**What you need to do:** Make an exact copy of the data below, leaving out every picture.

Collected data
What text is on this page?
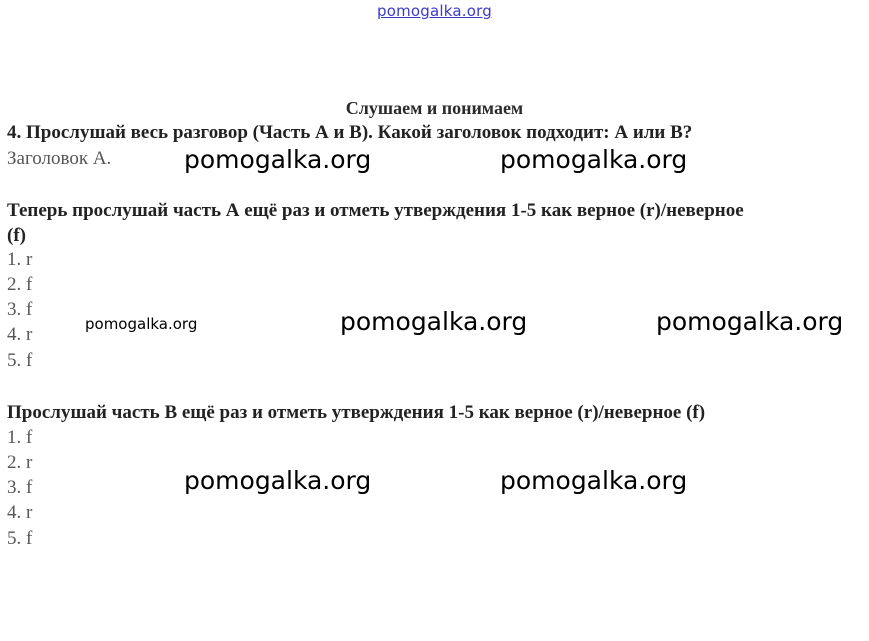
pomogalka.org
Слушаем и понимаем
4. Прослушай весь разговор (Часть А и В). Какой заголовок подходит: А или В?
Заголовок А.
Теперь прослушай часть А ещё раз и отметь утверждения 1-5 как верное (r)/неверное
(f)
1. r
2. f
3. f
4. r
5. f
Прослушай часть В ещё раз и отметь утверждения 1-5 как верное (r)/неверное (f)
1. f
2. r
3. f
4. r
5. f
pomogalka.org	pomogalka.org
pomogalka.org	pomogalka.org	pomogalka.org
pomogalka.org	pomogalka.org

**Task output:**
What text is on this page?
pomogalka.org
Слушаем и понимаем
4. Прослушай весь разговор (Часть А и В). Какой заголовок подходит: А или В?
Заголовок А.
Теперь прослушай часть А ещё раз и отметь утверждения 1-5 как верное (r)/неверное
(f)
1. r
2. f
3. f
4. r
5. f
Прослушай часть В ещё раз и отметь утверждения 1-5 как верное (r)/неверное (f)
1. f
2. r
3. f
4. r
5. f
pomogalka.org	pomogalka.org
pomogalka.org	pomogalka.org	pomogalka.org
pomogalka.org	pomogalka.org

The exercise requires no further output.